• What you should do: Set the data down again, exactly as it reads, but without the pictures.

Collected data entries:
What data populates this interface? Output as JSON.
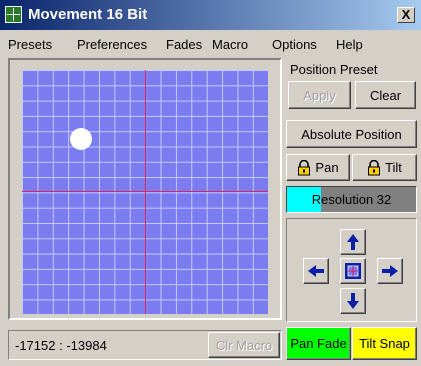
{
  "window": {
    "title": "Movement 16 Bit",
    "close_label": "X"
  },
  "menu": {
    "items": [
      "Presets",
      "Preferences",
      "Fades",
      "Macro",
      "Options",
      "Help"
    ]
  },
  "position_preset": {
    "label": "Position Preset",
    "apply_label": "Apply",
    "clear_label": "Clear"
  },
  "absolute_position_label": "Absolute Position",
  "lock": {
    "pan_label": "Pan",
    "tilt_label": "Tilt"
  },
  "resolution": {
    "label": "Resolution 32",
    "fill_fraction": 0.26,
    "fill_color": "#00ffff"
  },
  "status": {
    "position_text": "-17152 : -13984",
    "clear_macro_label": "Clr Macro"
  },
  "fade": {
    "pan_fade_label": "Pan Fade",
    "pan_fade_color": "#00ff00",
    "tilt_snap_label": "Tilt Snap",
    "tilt_snap_color": "#ffff00"
  },
  "icons": {
    "title": "move-cross-icon",
    "lock": "padlock-icon",
    "up": "arrow-up-icon",
    "down": "arrow-down-icon",
    "left": "arrow-left-icon",
    "right": "arrow-right-icon",
    "center": "center-target-icon"
  },
  "colors": {
    "pad_background": "#7a7cf0",
    "grid_lines": "#c7c9ff",
    "crosshair": "#e0205a",
    "arrow": "#0b1fa8"
  }
}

• Exercise solution:
What data populates this interface? Output as JSON.
{
  "window": {
    "title": "Movement 16 Bit",
    "close_label": "X"
  },
  "menu": {
    "items": [
      "Presets",
      "Preferences",
      "Fades",
      "Macro",
      "Options",
      "Help"
    ]
  },
  "position_preset": {
    "label": "Position Preset",
    "apply_label": "Apply",
    "clear_label": "Clear"
  },
  "absolute_position_label": "Absolute Position",
  "lock": {
    "pan_label": "Pan",
    "tilt_label": "Tilt"
  },
  "resolution": {
    "label": "Resolution 32",
    "fill_fraction": 0.26,
    "fill_color": "#00ffff"
  },
  "status": {
    "position_text": "-17152 : -13984",
    "clear_macro_label": "Clr Macro"
  },
  "fade": {
    "pan_fade_label": "Pan Fade",
    "pan_fade_color": "#00ff00",
    "tilt_snap_label": "Tilt Snap",
    "tilt_snap_color": "#ffff00"
  },
  "icons": {
    "title": "move-cross-icon",
    "lock": "padlock-icon",
    "up": "arrow-up-icon",
    "down": "arrow-down-icon",
    "left": "arrow-left-icon",
    "right": "arrow-right-icon",
    "center": "center-target-icon"
  },
  "colors": {
    "pad_background": "#7a7cf0",
    "grid_lines": "#c7c9ff",
    "crosshair": "#e0205a",
    "arrow": "#0b1fa8"
  }
}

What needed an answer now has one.